Given request —
Extract all records. Keep each one exact.

The records —
* Begin *

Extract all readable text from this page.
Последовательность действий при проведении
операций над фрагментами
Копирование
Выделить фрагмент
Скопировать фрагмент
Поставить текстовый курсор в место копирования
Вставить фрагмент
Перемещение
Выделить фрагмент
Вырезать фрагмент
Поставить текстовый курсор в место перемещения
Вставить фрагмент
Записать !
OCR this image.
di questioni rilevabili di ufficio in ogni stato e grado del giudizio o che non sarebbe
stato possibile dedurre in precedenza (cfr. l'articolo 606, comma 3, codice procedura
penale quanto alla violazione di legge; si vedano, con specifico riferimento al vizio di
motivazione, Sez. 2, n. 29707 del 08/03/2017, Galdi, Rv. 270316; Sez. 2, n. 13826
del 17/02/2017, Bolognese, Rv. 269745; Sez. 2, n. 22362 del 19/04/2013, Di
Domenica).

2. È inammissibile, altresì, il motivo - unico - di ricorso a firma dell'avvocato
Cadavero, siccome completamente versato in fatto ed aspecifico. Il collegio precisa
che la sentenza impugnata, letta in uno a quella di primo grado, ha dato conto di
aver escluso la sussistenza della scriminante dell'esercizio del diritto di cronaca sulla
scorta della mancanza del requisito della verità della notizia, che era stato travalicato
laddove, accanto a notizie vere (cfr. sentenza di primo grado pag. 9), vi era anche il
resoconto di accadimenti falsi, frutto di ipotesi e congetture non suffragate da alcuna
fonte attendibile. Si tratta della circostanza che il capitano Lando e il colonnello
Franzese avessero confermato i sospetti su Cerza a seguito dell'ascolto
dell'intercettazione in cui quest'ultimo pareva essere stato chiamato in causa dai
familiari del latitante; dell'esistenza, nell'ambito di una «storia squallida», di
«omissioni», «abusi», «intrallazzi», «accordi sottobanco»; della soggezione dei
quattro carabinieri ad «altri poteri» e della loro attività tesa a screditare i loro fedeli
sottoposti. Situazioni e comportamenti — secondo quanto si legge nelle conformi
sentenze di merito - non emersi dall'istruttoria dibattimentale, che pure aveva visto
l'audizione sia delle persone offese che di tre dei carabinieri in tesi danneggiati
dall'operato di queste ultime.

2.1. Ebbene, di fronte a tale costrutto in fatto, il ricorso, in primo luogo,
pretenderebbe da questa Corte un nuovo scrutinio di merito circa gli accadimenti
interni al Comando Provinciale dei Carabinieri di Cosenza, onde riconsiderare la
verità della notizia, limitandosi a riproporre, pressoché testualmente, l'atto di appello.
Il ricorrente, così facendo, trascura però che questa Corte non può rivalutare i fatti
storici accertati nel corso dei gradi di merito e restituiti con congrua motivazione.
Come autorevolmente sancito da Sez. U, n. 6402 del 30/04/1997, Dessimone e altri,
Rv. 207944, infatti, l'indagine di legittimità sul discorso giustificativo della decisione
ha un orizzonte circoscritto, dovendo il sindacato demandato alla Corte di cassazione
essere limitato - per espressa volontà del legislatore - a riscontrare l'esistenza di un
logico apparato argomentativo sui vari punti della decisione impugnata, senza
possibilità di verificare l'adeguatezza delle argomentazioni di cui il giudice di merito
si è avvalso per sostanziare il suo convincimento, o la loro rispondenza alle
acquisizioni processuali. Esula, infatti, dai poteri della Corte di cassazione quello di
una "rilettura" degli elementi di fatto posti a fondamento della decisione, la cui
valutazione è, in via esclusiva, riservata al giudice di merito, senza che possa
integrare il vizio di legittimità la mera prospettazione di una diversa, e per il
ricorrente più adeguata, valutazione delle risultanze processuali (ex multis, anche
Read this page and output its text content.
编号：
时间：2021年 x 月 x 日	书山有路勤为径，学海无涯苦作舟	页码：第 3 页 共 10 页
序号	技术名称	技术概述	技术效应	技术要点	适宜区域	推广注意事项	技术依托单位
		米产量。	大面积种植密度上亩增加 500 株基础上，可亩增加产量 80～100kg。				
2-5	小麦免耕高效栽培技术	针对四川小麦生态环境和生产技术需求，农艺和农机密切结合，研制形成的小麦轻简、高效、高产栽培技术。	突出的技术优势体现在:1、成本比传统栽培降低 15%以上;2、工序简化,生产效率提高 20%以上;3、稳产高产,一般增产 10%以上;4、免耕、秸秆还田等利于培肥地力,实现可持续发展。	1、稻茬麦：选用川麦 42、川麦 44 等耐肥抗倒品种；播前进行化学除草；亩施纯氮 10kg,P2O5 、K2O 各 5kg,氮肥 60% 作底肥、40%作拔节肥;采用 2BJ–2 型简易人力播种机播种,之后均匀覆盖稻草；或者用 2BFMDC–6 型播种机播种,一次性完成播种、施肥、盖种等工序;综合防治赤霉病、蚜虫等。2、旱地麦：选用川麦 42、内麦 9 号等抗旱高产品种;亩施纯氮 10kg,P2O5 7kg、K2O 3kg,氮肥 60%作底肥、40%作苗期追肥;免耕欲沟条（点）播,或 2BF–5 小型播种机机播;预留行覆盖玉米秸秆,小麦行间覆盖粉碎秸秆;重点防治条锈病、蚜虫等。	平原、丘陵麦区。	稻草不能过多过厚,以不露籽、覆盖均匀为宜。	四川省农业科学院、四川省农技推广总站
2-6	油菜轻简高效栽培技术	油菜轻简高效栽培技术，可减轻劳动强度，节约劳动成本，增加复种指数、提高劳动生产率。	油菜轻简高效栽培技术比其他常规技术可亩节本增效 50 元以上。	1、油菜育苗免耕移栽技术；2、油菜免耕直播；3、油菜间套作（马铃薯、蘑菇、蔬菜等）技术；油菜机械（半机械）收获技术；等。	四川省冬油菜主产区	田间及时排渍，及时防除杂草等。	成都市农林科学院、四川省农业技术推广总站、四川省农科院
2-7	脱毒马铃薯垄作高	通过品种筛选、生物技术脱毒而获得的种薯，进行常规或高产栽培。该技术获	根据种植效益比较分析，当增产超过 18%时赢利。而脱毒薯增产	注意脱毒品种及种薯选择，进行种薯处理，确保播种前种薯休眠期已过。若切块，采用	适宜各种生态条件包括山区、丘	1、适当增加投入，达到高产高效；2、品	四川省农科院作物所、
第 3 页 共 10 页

* End *

Response to the exercise —
Extract all readable text from this page.
Последовательность действий при проведении
операций над фрагментами
Копирование
Выделить фрагмент
Скопировать фрагмент
Поставить текстовый курсор в место копирования
Вставить фрагмент
Перемещение
Выделить фрагмент
Вырезать фрагмент
Поставить текстовый курсор в место перемещения
Вставить фрагмент
Записать !
OCR this image.
di questioni rilevabili di ufficio in ogni stato e grado del giudizio o che non sarebbe
stato possibile dedurre in precedenza (cfr. l'articolo 606, comma 3, codice procedura
penale quanto alla violazione di legge; si vedano, con specifico riferimento al vizio di
motivazione, Sez. 2, n. 29707 del 08/03/2017, Galdi, Rv. 270316; Sez. 2, n. 13826
del 17/02/2017, Bolognese, Rv. 269745; Sez. 2, n. 22362 del 19/04/2013, Di
Domenica).

2. È inammissibile, altresì, il motivo - unico - di ricorso a firma dell'avvocato
Cadavero, siccome completamente versato in fatto ed aspecifico. Il collegio precisa
che la sentenza impugnata, letta in uno a quella di primo grado, ha dato conto di
aver escluso la sussistenza della scriminante dell'esercizio del diritto di cronaca sulla
scorta della mancanza del requisito della verità della notizia, che era stato travalicato
laddove, accanto a notizie vere (cfr. sentenza di primo grado pag. 9), vi era anche il
resoconto di accadimenti falsi, frutto di ipotesi e congetture non suffragate da alcuna
fonte attendibile. Si tratta della circostanza che il capitano Lando e il colonnello
Franzese avessero confermato i sospetti su Cerza a seguito dell'ascolto
dell'intercettazione in cui quest'ultimo pareva essere stato chiamato in causa dai
familiari del latitante; dell'esistenza, nell'ambito di una «storia squallida», di
«omissioni», «abusi», «intrallazzi», «accordi sottobanco»; della soggezione dei
quattro carabinieri ad «altri poteri» e della loro attività tesa a screditare i loro fedeli
sottoposti. Situazioni e comportamenti — secondo quanto si legge nelle conformi
sentenze di merito - non emersi dall'istruttoria dibattimentale, che pure aveva visto
l'audizione sia delle persone offese che di tre dei carabinieri in tesi danneggiati
dall'operato di queste ultime.

2.1. Ebbene, di fronte a tale costrutto in fatto, il ricorso, in primo luogo,
pretenderebbe da questa Corte un nuovo scrutinio di merito circa gli accadimenti
interni al Comando Provinciale dei Carabinieri di Cosenza, onde riconsiderare la
verità della notizia, limitandosi a riproporre, pressoché testualmente, l'atto di appello.
Il ricorrente, così facendo, trascura però che questa Corte non può rivalutare i fatti
storici accertati nel corso dei gradi di merito e restituiti con congrua motivazione.
Come autorevolmente sancito da Sez. U, n. 6402 del 30/04/1997, Dessimone e altri,
Rv. 207944, infatti, l'indagine di legittimità sul discorso giustificativo della decisione
ha un orizzonte circoscritto, dovendo il sindacato demandato alla Corte di cassazione
essere limitato - per espressa volontà del legislatore - a riscontrare l'esistenza di un
logico apparato argomentativo sui vari punti della decisione impugnata, senza
possibilità di verificare l'adeguatezza delle argomentazioni di cui il giudice di merito
si è avvalso per sostanziare il suo convincimento, o la loro rispondenza alle
acquisizioni processuali. Esula, infatti, dai poteri della Corte di cassazione quello di
una "rilettura" degli elementi di fatto posti a fondamento della decisione, la cui
valutazione è, in via esclusiva, riservata al giudice di merito, senza che possa
integrare il vizio di legittimità la mera prospettazione di una diversa, e per il
ricorrente più adeguata, valutazione delle risultanze processuali (ex multis, anche
Read this page and output its text content.
编号：
时间：2021年 x 月 x 日	书山有路勤为径，学海无涯苦作舟	页码：第 3 页 共 10 页
序号	技术名称	技术概述	技术效应	技术要点	适宜区域	推广注意事项	技术依托单位
		米产量。	大面积种植密度上亩增加 500 株基础上，可亩增加产量 80～100kg。				
2-5	小麦免耕高效栽培技术	针对四川小麦生态环境和生产技术需求，农艺和农机密切结合，研制形成的小麦轻简、高效、高产栽培技术。	突出的技术优势体现在:1、成本比传统栽培降低 15%以上;2、工序简化,生产效率提高 20%以上;3、稳产高产,一般增产 10%以上;4、免耕、秸秆还田等利于培肥地力,实现可持续发展。	1、稻茬麦：选用川麦 42、川麦 44 等耐肥抗倒品种；播前进行化学除草；亩施纯氮 10kg,P2O5 、K2O 各 5kg,氮肥 60% 作底肥、40%作拔节肥;采用 2BJ–2 型简易人力播种机播种,之后均匀覆盖稻草；或者用 2BFMDC–6 型播种机播种,一次性完成播种、施肥、盖种等工序;综合防治赤霉病、蚜虫等。2、旱地麦：选用川麦 42、内麦 9 号等抗旱高产品种;亩施纯氮 10kg,P2O5 7kg、K2O 3kg,氮肥 60%作底肥、40%作苗期追肥;免耕欲沟条（点）播,或 2BF–5 小型播种机机播;预留行覆盖玉米秸秆,小麦行间覆盖粉碎秸秆;重点防治条锈病、蚜虫等。	平原、丘陵麦区。	稻草不能过多过厚,以不露籽、覆盖均匀为宜。	四川省农业科学院、四川省农技推广总站
2-6	油菜轻简高效栽培技术	油菜轻简高效栽培技术，可减轻劳动强度，节约劳动成本，增加复种指数、提高劳动生产率。	油菜轻简高效栽培技术比其他常规技术可亩节本增效 50 元以上。	1、油菜育苗免耕移栽技术；2、油菜免耕直播；3、油菜间套作（马铃薯、蘑菇、蔬菜等）技术；油菜机械（半机械）收获技术；等。	四川省冬油菜主产区	田间及时排渍，及时防除杂草等。	成都市农林科学院、四川省农业技术推广总站、四川省农科院
2-7	脱毒马铃薯垄作高	通过品种筛选、生物技术脱毒而获得的种薯，进行常规或高产栽培。该技术获	根据种植效益比较分析，当增产超过 18%时赢利。而脱毒薯增产	注意脱毒品种及种薯选择，进行种薯处理，确保播种前种薯休眠期已过。若切块，采用	适宜各种生态条件包括山区、丘	1、适当增加投入，达到高产高效；2、品	四川省农科院作物所、
第 3 页 共 10 页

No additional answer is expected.